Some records
begin

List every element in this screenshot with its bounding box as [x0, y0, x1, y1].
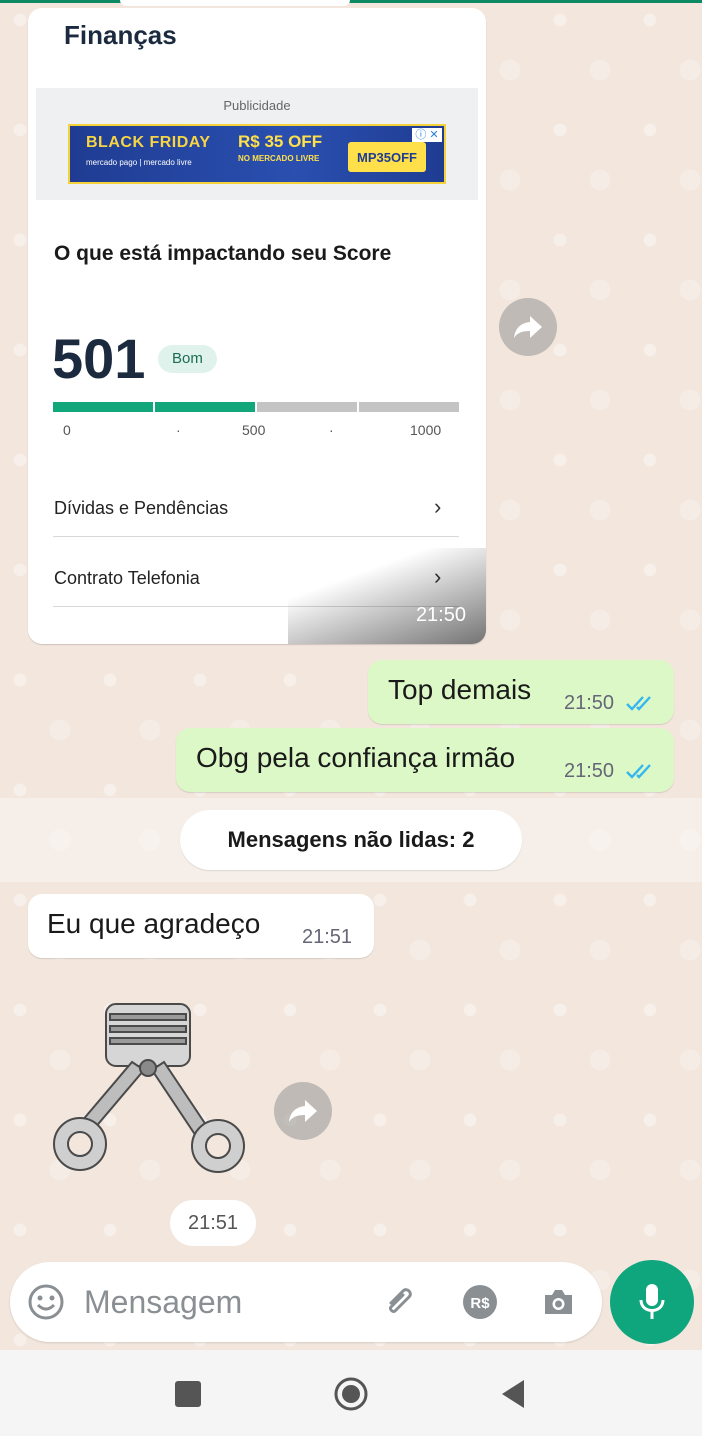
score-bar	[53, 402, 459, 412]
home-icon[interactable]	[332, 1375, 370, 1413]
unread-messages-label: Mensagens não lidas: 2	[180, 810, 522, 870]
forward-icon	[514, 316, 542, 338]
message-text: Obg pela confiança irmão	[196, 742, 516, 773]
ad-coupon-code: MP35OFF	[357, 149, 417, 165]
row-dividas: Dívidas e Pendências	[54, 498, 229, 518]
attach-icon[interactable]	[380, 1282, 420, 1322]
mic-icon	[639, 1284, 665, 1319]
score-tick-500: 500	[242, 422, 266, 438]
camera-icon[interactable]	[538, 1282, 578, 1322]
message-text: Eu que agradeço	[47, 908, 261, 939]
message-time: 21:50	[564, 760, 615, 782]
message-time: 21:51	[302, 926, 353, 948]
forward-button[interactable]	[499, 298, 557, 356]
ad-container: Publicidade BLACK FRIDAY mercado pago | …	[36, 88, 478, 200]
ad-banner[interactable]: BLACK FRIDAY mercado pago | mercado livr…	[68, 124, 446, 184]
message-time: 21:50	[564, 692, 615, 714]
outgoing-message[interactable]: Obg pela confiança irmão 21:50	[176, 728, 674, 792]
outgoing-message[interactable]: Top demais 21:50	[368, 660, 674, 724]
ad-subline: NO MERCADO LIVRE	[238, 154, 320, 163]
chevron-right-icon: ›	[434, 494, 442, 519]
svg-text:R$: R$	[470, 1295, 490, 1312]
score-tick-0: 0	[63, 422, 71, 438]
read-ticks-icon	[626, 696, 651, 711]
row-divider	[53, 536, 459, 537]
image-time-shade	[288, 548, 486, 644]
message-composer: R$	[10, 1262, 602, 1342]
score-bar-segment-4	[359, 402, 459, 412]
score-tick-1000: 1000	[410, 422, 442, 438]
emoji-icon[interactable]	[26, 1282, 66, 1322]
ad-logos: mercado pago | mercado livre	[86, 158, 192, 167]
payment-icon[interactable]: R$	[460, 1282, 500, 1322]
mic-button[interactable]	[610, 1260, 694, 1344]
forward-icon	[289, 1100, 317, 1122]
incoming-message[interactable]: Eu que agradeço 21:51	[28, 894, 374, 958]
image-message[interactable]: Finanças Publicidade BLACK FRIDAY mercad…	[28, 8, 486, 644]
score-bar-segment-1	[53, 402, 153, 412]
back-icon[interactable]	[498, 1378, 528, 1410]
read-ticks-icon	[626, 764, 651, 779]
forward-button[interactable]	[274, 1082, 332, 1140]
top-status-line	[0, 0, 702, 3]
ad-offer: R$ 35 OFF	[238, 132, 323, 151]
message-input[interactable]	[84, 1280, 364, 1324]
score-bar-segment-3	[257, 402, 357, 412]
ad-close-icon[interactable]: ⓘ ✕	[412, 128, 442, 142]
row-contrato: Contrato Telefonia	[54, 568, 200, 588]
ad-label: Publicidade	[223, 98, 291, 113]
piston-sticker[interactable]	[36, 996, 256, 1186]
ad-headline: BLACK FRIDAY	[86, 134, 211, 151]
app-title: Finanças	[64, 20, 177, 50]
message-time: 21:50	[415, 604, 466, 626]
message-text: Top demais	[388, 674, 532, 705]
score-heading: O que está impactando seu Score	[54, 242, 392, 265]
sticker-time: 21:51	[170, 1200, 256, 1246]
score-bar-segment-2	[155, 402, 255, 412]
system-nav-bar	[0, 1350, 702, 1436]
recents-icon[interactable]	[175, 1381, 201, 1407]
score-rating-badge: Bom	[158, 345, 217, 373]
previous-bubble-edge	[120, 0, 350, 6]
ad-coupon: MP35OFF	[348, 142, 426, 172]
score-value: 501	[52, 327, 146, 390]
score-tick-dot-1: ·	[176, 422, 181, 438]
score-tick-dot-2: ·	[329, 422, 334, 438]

end

* **DO THIS**:
Identify every line in the records above that contains the string "label", and copy each such line in full.

* **WRITTEN ANSWER**:
unread-messages-label: Mensagens não lidas: 2	[180, 810, 522, 870]
ad-label: Publicidade	[223, 98, 291, 113]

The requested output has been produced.